> DATA
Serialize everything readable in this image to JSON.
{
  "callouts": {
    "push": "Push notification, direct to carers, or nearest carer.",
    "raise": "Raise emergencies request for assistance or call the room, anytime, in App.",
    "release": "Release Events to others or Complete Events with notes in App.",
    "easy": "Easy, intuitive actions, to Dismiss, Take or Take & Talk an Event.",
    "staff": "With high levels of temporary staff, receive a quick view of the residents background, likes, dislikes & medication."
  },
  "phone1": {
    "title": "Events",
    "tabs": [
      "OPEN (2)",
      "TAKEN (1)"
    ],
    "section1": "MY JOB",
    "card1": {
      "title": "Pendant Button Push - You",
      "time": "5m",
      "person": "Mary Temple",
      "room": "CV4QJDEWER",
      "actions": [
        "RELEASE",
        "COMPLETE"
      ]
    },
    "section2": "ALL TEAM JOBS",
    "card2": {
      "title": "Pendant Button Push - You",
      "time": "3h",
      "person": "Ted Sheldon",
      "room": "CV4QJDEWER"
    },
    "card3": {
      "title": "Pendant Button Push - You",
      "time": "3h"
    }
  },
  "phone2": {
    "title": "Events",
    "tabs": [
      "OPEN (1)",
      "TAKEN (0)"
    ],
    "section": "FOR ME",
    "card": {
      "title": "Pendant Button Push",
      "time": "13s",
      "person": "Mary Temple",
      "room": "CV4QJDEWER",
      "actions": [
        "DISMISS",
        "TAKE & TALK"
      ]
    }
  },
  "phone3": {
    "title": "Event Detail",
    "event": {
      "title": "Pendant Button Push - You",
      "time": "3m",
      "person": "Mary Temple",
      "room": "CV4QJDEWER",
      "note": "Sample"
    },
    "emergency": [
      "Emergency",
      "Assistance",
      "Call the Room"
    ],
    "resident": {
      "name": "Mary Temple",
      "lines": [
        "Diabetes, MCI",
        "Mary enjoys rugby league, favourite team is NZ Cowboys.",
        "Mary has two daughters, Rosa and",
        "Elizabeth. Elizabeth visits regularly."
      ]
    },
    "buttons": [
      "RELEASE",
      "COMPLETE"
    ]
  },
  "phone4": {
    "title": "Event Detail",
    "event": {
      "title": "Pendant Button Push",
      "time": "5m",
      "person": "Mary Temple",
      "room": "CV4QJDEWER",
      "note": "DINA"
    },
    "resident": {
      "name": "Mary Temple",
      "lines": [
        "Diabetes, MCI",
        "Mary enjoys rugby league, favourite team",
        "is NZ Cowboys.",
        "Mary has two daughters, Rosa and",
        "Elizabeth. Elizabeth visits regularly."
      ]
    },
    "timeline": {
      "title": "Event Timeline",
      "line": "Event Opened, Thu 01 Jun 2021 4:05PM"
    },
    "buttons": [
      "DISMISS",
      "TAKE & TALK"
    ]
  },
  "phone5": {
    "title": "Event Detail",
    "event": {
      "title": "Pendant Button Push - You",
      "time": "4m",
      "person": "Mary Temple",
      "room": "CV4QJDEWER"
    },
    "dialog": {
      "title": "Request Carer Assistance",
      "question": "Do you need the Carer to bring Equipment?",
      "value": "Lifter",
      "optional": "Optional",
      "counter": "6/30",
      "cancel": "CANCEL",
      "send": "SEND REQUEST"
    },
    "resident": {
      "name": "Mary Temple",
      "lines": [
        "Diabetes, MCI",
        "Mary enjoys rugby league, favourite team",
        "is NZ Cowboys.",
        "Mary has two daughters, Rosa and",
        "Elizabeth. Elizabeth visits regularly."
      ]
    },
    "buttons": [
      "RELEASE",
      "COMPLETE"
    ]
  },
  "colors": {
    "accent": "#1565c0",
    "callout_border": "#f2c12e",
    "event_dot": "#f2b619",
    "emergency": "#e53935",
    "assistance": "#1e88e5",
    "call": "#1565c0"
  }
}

> WHAT YOU WILL DO
Copy out the whole listing, exactly as written.

> EXERCISE SOLUTION
Serialize everything readable in this image to JSON.
{
  "callouts": {
    "push": "Push notification, direct to carers, or nearest carer.",
    "raise": "Raise emergencies request for assistance or call the room, anytime, in App.",
    "release": "Release Events to others or Complete Events with notes in App.",
    "easy": "Easy, intuitive actions, to Dismiss, Take or Take & Talk an Event.",
    "staff": "With high levels of temporary staff, receive a quick view of the residents background, likes, dislikes & medication."
  },
  "phone1": {
    "title": "Events",
    "tabs": [
      "OPEN (2)",
      "TAKEN (1)"
    ],
    "section1": "MY JOB",
    "card1": {
      "title": "Pendant Button Push - You",
      "time": "5m",
      "person": "Mary Temple",
      "room": "CV4QJDEWER",
      "actions": [
        "RELEASE",
        "COMPLETE"
      ]
    },
    "section2": "ALL TEAM JOBS",
    "card2": {
      "title": "Pendant Button Push - You",
      "time": "3h",
      "person": "Ted Sheldon",
      "room": "CV4QJDEWER"
    },
    "card3": {
      "title": "Pendant Button Push - You",
      "time": "3h"
    }
  },
  "phone2": {
    "title": "Events",
    "tabs": [
      "OPEN (1)",
      "TAKEN (0)"
    ],
    "section": "FOR ME",
    "card": {
      "title": "Pendant Button Push",
      "time": "13s",
      "person": "Mary Temple",
      "room": "CV4QJDEWER",
      "actions": [
        "DISMISS",
        "TAKE & TALK"
      ]
    }
  },
  "phone3": {
    "title": "Event Detail",
    "event": {
      "title": "Pendant Button Push - You",
      "time": "3m",
      "person": "Mary Temple",
      "room": "CV4QJDEWER",
      "note": "Sample"
    },
    "emergency": [
      "Emergency",
      "Assistance",
      "Call the Room"
    ],
    "resident": {
      "name": "Mary Temple",
      "lines": [
        "Diabetes, MCI",
        "Mary enjoys rugby league, favourite team is NZ Cowboys.",
        "Mary has two daughters, Rosa and",
        "Elizabeth. Elizabeth visits regularly."
      ]
    },
    "buttons": [
      "RELEASE",
      "COMPLETE"
    ]
  },
  "phone4": {
    "title": "Event Detail",
    "event": {
      "title": "Pendant Button Push",
      "time": "5m",
      "person": "Mary Temple",
      "room": "CV4QJDEWER",
      "note": "DINA"
    },
    "resident": {
      "name": "Mary Temple",
      "lines": [
        "Diabetes, MCI",
        "Mary enjoys rugby league, favourite team",
        "is NZ Cowboys.",
        "Mary has two daughters, Rosa and",
        "Elizabeth. Elizabeth visits regularly."
      ]
    },
    "timeline": {
      "title": "Event Timeline",
      "line": "Event Opened, Thu 01 Jun 2021 4:05PM"
    },
    "buttons": [
      "DISMISS",
      "TAKE & TALK"
    ]
  },
  "phone5": {
    "title": "Event Detail",
    "event": {
      "title": "Pendant Button Push - You",
      "time": "4m",
      "person": "Mary Temple",
      "room": "CV4QJDEWER"
    },
    "dialog": {
      "title": "Request Carer Assistance",
      "question": "Do you need the Carer to bring Equipment?",
      "value": "Lifter",
      "optional": "Optional",
      "counter": "6/30",
      "cancel": "CANCEL",
      "send": "SEND REQUEST"
    },
    "resident": {
      "name": "Mary Temple",
      "lines": [
        "Diabetes, MCI",
        "Mary enjoys rugby league, favourite team",
        "is NZ Cowboys.",
        "Mary has two daughters, Rosa and",
        "Elizabeth. Elizabeth visits regularly."
      ]
    },
    "buttons": [
      "RELEASE",
      "COMPLETE"
    ]
  },
  "colors": {
    "accent": "#1565c0",
    "callout_border": "#f2c12e",
    "event_dot": "#f2b619",
    "emergency": "#e53935",
    "assistance": "#1e88e5",
    "call": "#1565c0"
  }
}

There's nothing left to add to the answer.